## Exercise directions
Each entry here needs to be set down again exactly, please; pictures are left out.

## The records
--------------------------------

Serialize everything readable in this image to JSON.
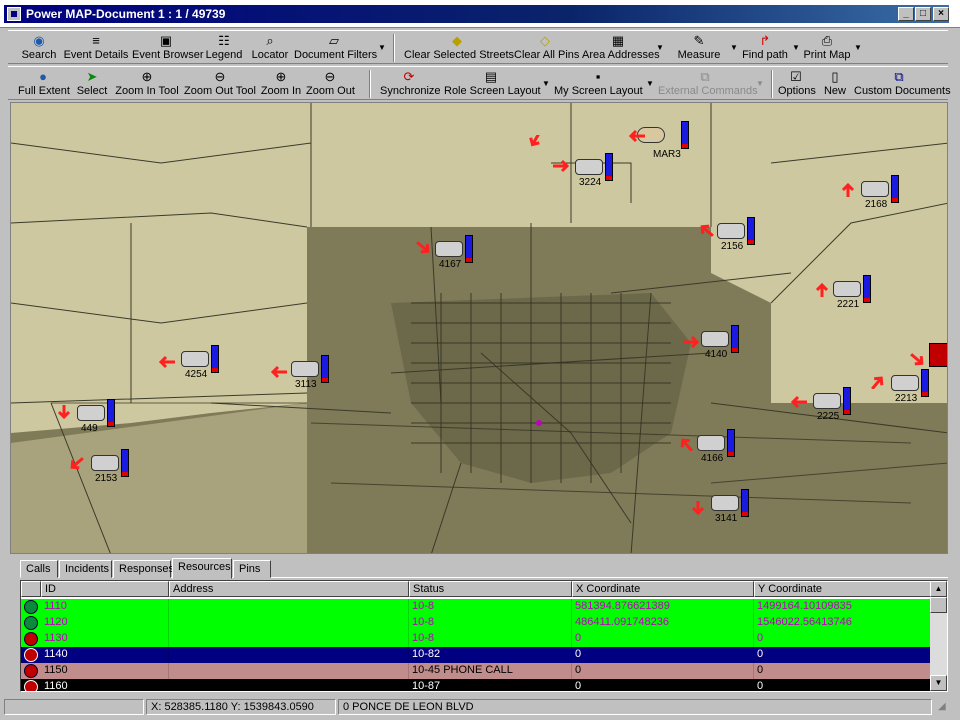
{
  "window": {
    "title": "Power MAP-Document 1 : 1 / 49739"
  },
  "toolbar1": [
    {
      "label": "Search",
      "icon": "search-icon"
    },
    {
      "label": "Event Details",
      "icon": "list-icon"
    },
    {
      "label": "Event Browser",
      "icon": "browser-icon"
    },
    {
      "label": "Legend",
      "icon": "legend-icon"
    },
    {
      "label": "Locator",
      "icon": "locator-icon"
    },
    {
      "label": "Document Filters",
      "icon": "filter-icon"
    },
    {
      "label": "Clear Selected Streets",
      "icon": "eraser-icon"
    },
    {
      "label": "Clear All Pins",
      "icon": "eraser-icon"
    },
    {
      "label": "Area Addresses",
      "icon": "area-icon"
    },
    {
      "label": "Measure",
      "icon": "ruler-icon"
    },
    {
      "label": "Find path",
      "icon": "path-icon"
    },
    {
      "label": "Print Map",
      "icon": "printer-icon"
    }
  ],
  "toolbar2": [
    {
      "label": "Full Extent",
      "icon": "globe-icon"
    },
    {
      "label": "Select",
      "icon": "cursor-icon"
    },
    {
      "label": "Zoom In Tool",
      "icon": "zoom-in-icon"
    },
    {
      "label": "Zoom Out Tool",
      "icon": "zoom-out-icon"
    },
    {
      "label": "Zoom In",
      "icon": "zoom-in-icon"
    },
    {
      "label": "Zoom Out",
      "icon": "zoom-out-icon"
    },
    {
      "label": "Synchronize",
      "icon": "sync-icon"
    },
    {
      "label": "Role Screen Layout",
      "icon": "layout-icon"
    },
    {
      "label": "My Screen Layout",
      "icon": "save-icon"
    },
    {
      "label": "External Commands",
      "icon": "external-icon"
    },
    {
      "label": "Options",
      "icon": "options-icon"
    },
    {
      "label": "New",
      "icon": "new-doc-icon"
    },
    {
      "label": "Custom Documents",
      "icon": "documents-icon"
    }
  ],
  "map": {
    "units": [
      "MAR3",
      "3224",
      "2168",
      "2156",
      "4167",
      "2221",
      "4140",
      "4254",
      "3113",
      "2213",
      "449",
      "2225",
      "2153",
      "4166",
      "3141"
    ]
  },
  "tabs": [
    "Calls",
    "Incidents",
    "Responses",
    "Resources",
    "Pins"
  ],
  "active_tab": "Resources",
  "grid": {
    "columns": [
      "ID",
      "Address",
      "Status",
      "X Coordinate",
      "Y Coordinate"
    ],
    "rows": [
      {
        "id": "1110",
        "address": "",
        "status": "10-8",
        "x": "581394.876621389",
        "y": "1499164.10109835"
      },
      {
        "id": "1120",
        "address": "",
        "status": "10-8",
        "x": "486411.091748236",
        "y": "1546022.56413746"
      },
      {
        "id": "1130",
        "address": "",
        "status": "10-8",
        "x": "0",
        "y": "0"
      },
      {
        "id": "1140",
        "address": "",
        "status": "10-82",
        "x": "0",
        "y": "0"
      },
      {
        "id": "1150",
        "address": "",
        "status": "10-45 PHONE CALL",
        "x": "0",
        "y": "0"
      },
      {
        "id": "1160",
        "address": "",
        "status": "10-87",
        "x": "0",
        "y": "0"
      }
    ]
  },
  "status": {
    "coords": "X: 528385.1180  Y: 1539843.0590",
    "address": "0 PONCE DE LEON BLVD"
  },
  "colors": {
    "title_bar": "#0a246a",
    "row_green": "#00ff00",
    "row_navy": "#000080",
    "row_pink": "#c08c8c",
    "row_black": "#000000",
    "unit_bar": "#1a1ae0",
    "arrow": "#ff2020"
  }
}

--------------------------------

## Answer to this task
Serialize everything readable in this image to JSON.
{
  "window": {
    "title": "Power MAP-Document 1 : 1 / 49739"
  },
  "toolbar1": [
    {
      "label": "Search",
      "icon": "search-icon"
    },
    {
      "label": "Event Details",
      "icon": "list-icon"
    },
    {
      "label": "Event Browser",
      "icon": "browser-icon"
    },
    {
      "label": "Legend",
      "icon": "legend-icon"
    },
    {
      "label": "Locator",
      "icon": "locator-icon"
    },
    {
      "label": "Document Filters",
      "icon": "filter-icon"
    },
    {
      "label": "Clear Selected Streets",
      "icon": "eraser-icon"
    },
    {
      "label": "Clear All Pins",
      "icon": "eraser-icon"
    },
    {
      "label": "Area Addresses",
      "icon": "area-icon"
    },
    {
      "label": "Measure",
      "icon": "ruler-icon"
    },
    {
      "label": "Find path",
      "icon": "path-icon"
    },
    {
      "label": "Print Map",
      "icon": "printer-icon"
    }
  ],
  "toolbar2": [
    {
      "label": "Full Extent",
      "icon": "globe-icon"
    },
    {
      "label": "Select",
      "icon": "cursor-icon"
    },
    {
      "label": "Zoom In Tool",
      "icon": "zoom-in-icon"
    },
    {
      "label": "Zoom Out Tool",
      "icon": "zoom-out-icon"
    },
    {
      "label": "Zoom In",
      "icon": "zoom-in-icon"
    },
    {
      "label": "Zoom Out",
      "icon": "zoom-out-icon"
    },
    {
      "label": "Synchronize",
      "icon": "sync-icon"
    },
    {
      "label": "Role Screen Layout",
      "icon": "layout-icon"
    },
    {
      "label": "My Screen Layout",
      "icon": "save-icon"
    },
    {
      "label": "External Commands",
      "icon": "external-icon"
    },
    {
      "label": "Options",
      "icon": "options-icon"
    },
    {
      "label": "New",
      "icon": "new-doc-icon"
    },
    {
      "label": "Custom Documents",
      "icon": "documents-icon"
    }
  ],
  "map": {
    "units": [
      "MAR3",
      "3224",
      "2168",
      "2156",
      "4167",
      "2221",
      "4140",
      "4254",
      "3113",
      "2213",
      "449",
      "2225",
      "2153",
      "4166",
      "3141"
    ]
  },
  "tabs": [
    "Calls",
    "Incidents",
    "Responses",
    "Resources",
    "Pins"
  ],
  "active_tab": "Resources",
  "grid": {
    "columns": [
      "ID",
      "Address",
      "Status",
      "X Coordinate",
      "Y Coordinate"
    ],
    "rows": [
      {
        "id": "1110",
        "address": "",
        "status": "10-8",
        "x": "581394.876621389",
        "y": "1499164.10109835"
      },
      {
        "id": "1120",
        "address": "",
        "status": "10-8",
        "x": "486411.091748236",
        "y": "1546022.56413746"
      },
      {
        "id": "1130",
        "address": "",
        "status": "10-8",
        "x": "0",
        "y": "0"
      },
      {
        "id": "1140",
        "address": "",
        "status": "10-82",
        "x": "0",
        "y": "0"
      },
      {
        "id": "1150",
        "address": "",
        "status": "10-45 PHONE CALL",
        "x": "0",
        "y": "0"
      },
      {
        "id": "1160",
        "address": "",
        "status": "10-87",
        "x": "0",
        "y": "0"
      }
    ]
  },
  "status": {
    "coords": "X: 528385.1180  Y: 1539843.0590",
    "address": "0 PONCE DE LEON BLVD"
  },
  "colors": {
    "title_bar": "#0a246a",
    "row_green": "#00ff00",
    "row_navy": "#000080",
    "row_pink": "#c08c8c",
    "row_black": "#000000",
    "unit_bar": "#1a1ae0",
    "arrow": "#ff2020"
  }
}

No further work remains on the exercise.